Aim: Count every line that includes the string "data" in the entries that follow. Nothing besides the number is needed.

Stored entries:
•••

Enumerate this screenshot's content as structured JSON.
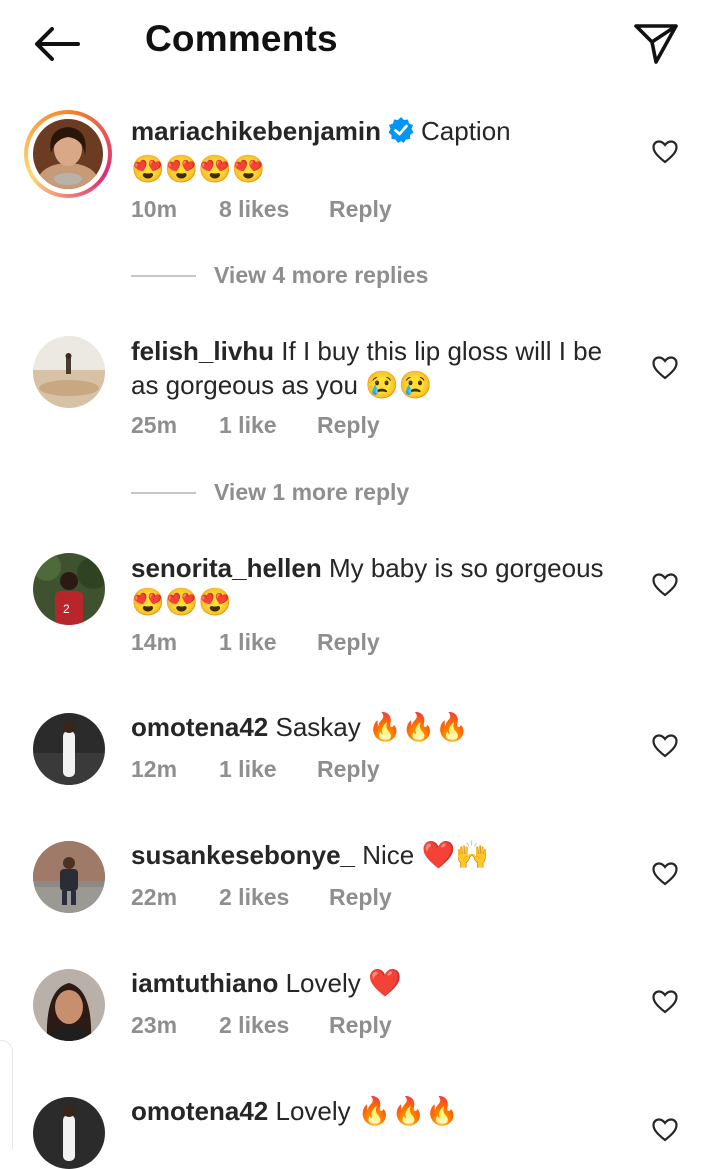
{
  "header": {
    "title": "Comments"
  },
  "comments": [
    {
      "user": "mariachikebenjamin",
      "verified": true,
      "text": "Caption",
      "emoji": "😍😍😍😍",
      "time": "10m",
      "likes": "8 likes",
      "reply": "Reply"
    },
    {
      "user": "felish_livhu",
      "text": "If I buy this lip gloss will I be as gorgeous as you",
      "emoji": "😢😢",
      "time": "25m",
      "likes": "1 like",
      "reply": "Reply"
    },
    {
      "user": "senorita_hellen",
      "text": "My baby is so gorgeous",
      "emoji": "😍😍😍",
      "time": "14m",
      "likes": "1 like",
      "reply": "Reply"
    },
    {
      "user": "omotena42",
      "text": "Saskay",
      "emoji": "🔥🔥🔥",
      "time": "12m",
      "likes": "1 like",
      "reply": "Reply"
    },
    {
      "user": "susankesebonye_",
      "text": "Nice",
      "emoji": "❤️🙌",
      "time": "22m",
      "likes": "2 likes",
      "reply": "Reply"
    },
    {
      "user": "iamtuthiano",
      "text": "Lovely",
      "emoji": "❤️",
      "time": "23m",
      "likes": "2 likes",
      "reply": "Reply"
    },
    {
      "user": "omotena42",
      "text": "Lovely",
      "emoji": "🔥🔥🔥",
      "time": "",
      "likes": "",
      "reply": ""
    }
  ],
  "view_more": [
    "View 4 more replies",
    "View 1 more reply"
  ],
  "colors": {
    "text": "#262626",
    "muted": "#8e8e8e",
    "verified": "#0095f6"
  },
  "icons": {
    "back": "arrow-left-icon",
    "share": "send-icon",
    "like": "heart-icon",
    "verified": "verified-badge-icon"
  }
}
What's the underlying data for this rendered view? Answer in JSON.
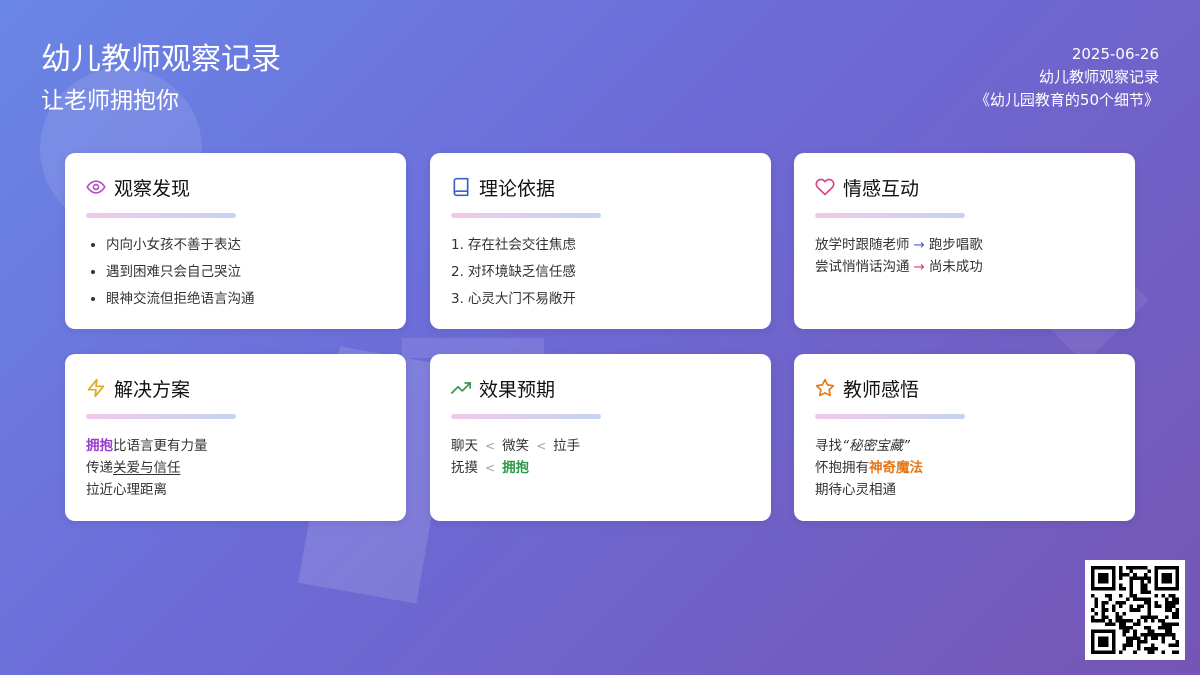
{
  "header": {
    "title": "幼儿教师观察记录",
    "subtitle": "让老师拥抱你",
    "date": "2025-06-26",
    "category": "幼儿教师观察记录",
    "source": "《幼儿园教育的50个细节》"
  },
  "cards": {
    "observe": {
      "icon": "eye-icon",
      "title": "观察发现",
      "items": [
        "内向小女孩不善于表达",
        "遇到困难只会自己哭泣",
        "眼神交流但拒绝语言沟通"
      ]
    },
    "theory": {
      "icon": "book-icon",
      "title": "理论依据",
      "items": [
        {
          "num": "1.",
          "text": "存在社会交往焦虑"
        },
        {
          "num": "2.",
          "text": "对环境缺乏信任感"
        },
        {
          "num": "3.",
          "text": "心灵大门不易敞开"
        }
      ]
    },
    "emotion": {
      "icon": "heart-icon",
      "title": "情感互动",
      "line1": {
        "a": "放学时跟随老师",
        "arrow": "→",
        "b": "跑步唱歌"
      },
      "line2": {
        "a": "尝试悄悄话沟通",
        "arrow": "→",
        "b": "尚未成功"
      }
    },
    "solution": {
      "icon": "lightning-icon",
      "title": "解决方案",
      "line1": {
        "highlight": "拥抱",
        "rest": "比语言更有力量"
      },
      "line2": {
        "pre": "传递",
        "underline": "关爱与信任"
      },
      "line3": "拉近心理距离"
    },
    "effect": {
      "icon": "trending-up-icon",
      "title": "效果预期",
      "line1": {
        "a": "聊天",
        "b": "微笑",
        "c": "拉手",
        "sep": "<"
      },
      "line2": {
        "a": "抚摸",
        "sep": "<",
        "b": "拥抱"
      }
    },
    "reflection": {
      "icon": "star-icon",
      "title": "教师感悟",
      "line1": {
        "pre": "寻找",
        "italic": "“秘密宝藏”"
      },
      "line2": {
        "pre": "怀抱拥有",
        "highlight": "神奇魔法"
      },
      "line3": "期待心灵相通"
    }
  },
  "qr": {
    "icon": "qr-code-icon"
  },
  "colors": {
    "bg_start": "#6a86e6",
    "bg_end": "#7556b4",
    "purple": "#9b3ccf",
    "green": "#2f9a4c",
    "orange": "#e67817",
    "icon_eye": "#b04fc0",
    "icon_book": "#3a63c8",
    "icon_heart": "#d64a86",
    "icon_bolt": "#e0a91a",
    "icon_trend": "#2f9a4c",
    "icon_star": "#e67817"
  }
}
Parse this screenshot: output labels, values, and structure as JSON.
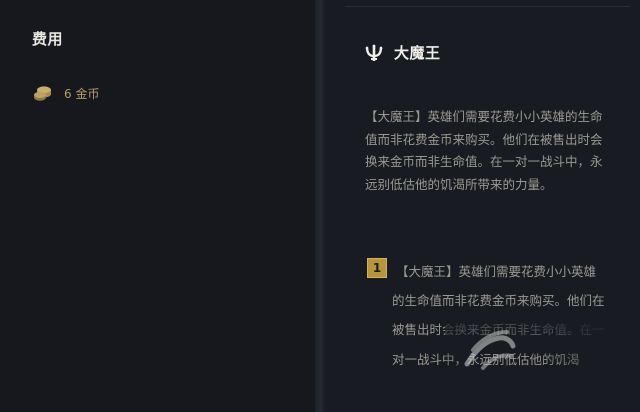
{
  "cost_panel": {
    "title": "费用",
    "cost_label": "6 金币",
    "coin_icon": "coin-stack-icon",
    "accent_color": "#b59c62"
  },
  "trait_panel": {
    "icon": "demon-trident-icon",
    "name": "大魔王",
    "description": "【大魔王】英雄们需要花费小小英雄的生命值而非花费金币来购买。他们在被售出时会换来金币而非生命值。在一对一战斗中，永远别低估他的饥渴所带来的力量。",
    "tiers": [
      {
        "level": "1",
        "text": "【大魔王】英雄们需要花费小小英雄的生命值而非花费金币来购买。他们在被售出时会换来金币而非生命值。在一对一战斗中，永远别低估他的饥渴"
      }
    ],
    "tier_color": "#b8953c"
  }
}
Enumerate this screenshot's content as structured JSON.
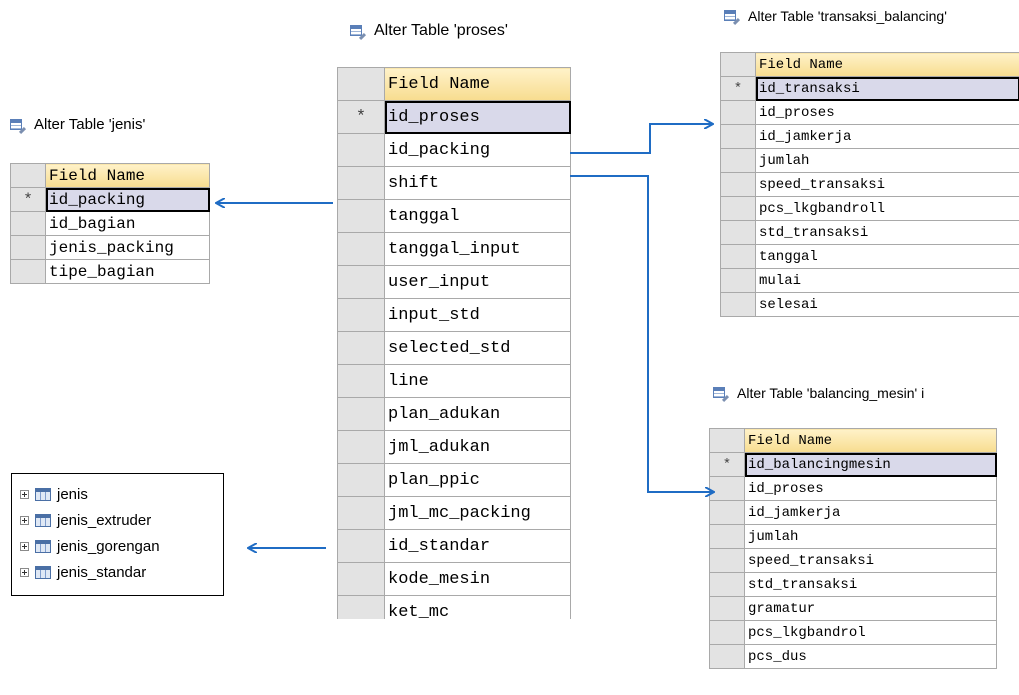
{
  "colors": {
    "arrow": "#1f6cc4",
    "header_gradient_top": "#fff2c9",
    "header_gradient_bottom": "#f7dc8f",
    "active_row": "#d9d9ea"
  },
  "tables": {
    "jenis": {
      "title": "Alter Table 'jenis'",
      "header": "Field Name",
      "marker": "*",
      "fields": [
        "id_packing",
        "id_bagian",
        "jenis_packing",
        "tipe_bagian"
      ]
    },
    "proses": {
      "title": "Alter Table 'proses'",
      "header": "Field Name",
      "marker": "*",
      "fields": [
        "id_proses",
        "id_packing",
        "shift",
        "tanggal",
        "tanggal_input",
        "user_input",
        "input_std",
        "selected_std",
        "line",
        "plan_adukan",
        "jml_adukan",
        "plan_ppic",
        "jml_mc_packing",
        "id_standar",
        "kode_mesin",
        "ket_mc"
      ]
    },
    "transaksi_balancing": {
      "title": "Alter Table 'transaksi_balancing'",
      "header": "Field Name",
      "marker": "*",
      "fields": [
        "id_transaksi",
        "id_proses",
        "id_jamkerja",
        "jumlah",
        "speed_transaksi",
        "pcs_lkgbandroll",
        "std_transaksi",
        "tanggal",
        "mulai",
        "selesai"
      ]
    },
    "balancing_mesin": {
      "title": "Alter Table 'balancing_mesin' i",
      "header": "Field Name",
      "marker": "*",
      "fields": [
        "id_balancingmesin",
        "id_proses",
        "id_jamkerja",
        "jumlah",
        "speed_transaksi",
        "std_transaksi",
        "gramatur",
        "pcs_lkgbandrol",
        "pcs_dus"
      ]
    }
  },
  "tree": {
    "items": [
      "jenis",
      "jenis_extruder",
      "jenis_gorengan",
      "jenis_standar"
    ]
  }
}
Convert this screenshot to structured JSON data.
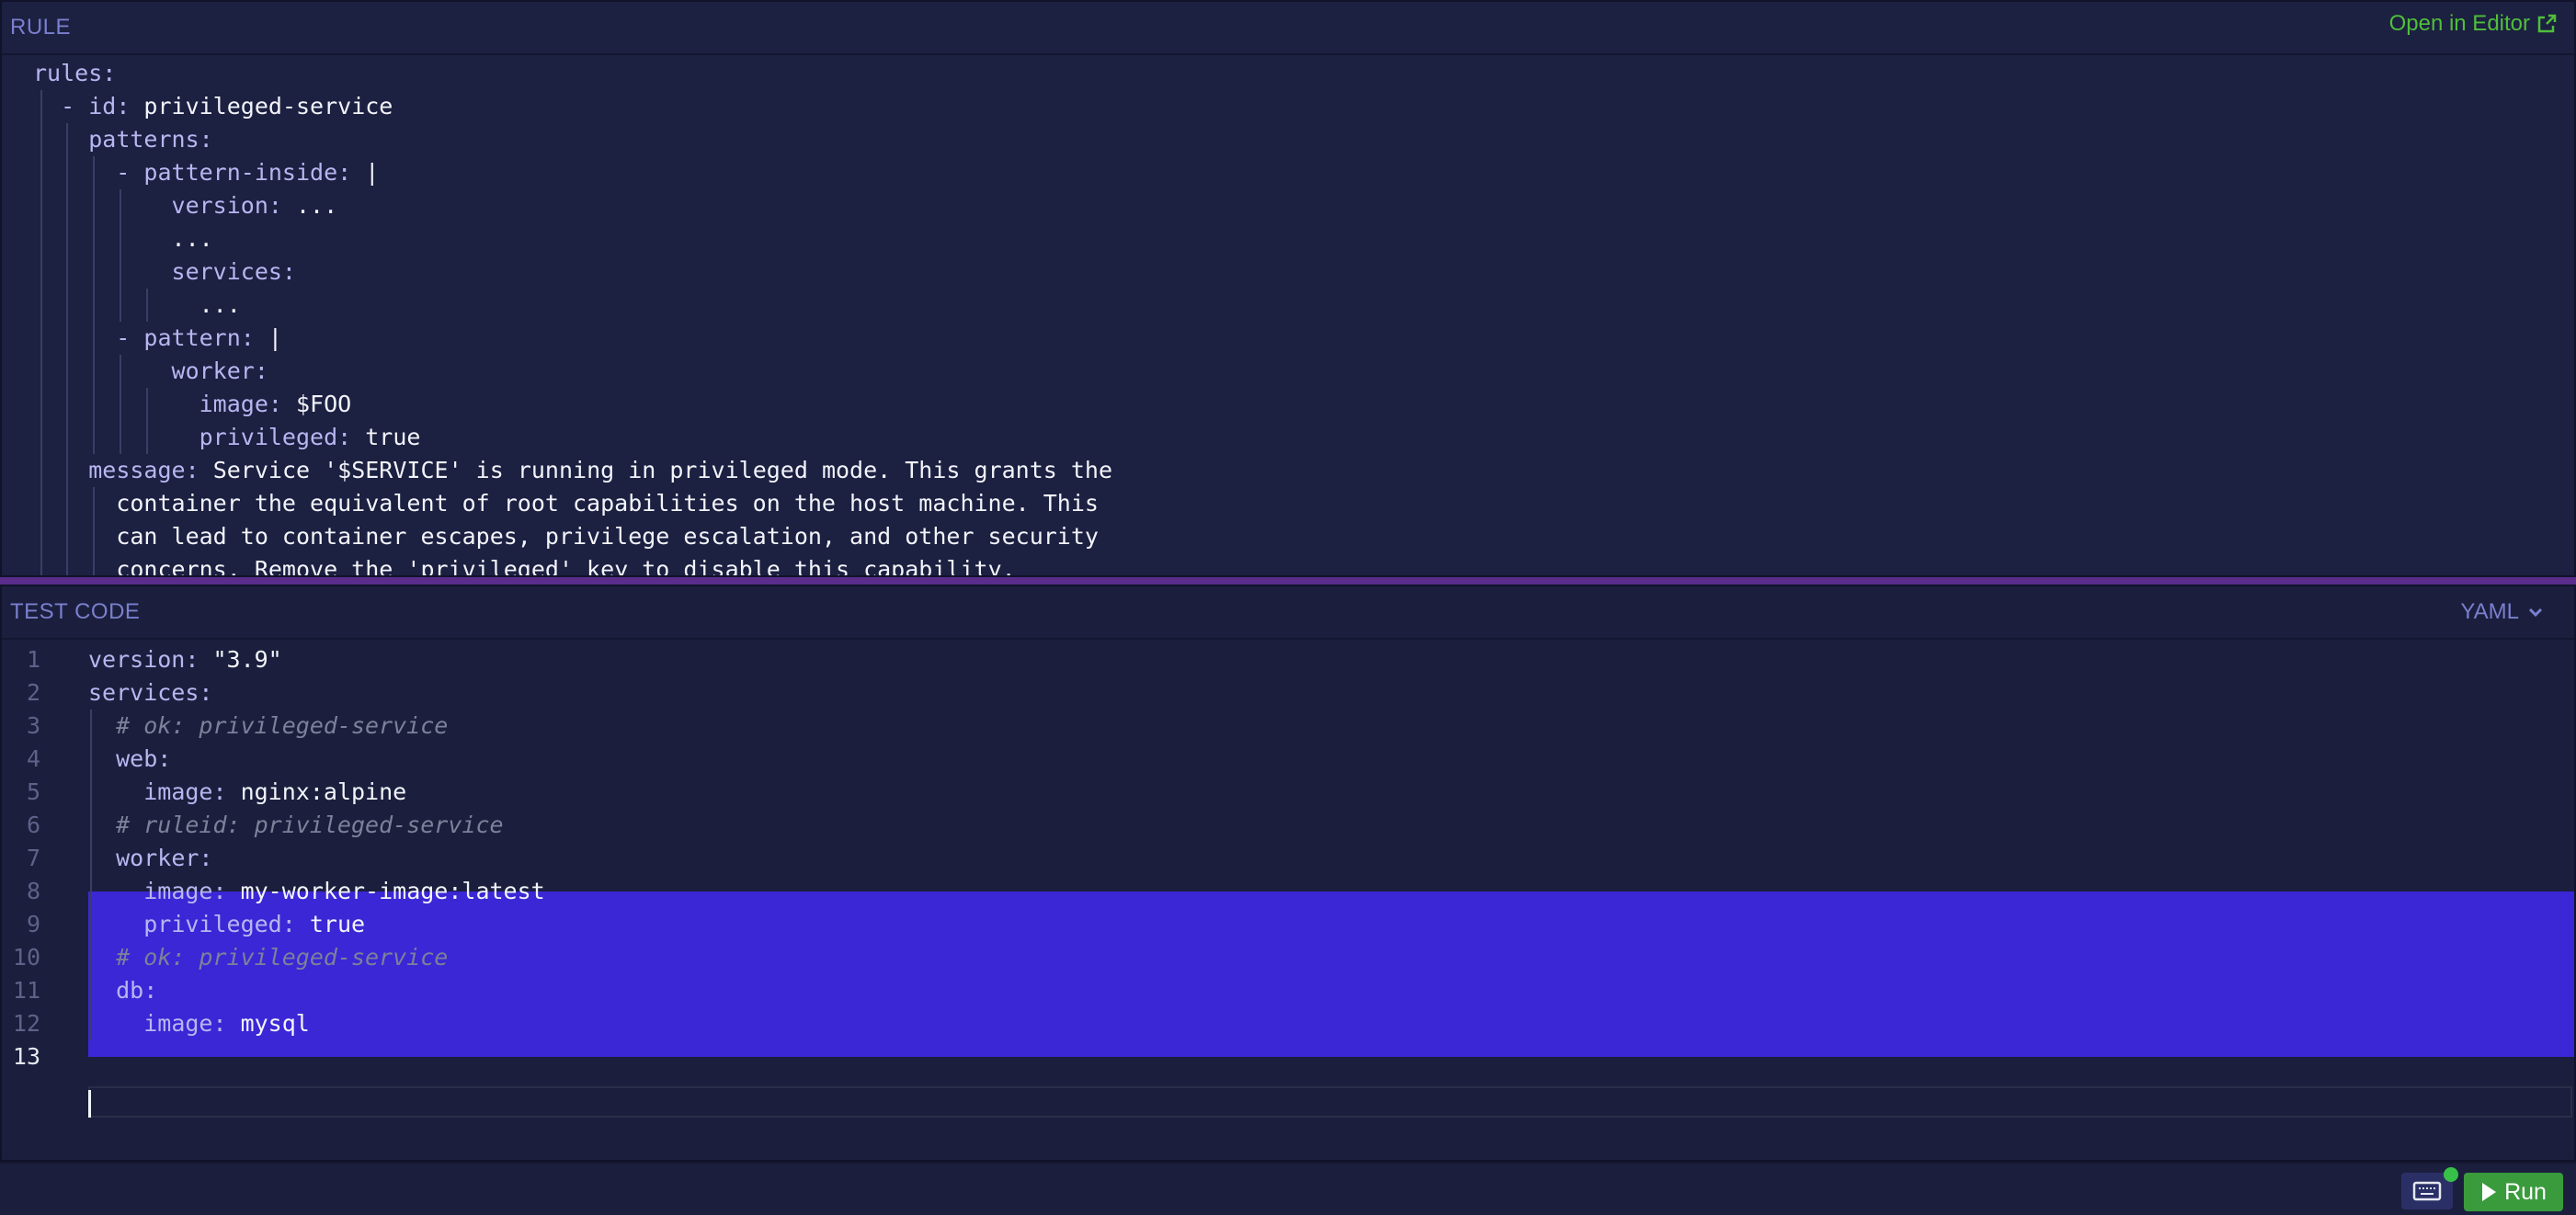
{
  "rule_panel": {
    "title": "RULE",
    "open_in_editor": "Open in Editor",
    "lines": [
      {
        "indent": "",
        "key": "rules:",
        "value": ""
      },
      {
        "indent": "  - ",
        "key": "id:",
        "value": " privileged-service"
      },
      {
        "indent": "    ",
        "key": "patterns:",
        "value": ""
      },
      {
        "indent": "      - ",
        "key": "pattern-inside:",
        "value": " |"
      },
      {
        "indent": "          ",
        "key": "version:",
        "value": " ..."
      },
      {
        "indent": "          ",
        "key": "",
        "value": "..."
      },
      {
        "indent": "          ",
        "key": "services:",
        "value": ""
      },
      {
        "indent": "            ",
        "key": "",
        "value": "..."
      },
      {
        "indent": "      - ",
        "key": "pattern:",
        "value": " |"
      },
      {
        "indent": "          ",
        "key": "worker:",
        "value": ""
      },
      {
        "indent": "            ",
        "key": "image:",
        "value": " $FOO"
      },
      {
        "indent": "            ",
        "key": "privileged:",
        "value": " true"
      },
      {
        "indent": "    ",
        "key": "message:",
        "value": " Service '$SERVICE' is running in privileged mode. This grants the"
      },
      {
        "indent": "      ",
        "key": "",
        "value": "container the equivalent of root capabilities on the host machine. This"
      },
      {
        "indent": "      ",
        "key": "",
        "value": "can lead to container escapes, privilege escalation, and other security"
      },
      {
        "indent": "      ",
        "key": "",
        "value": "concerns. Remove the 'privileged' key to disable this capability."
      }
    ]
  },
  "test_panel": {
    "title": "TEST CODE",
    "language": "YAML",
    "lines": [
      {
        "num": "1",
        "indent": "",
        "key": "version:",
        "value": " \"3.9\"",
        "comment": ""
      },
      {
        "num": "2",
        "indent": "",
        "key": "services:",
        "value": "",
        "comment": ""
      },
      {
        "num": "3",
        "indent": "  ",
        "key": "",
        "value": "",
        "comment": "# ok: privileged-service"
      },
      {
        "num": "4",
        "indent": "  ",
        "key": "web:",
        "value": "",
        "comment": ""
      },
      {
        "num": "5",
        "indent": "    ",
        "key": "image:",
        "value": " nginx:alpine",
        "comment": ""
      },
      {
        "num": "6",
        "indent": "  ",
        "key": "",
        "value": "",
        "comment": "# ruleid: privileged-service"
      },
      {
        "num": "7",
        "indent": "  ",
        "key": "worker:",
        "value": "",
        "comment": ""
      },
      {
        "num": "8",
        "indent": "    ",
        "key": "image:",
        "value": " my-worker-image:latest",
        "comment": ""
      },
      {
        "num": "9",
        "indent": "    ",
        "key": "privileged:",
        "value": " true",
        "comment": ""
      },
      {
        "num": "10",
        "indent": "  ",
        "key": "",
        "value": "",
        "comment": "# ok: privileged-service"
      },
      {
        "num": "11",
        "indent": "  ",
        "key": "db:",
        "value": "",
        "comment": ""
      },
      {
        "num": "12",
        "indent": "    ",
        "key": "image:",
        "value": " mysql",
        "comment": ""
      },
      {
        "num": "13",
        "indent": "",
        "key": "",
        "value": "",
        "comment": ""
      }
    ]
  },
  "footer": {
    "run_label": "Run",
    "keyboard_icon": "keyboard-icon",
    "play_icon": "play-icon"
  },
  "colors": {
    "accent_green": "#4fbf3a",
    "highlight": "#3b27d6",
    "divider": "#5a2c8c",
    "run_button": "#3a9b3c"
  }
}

•••

Result: 2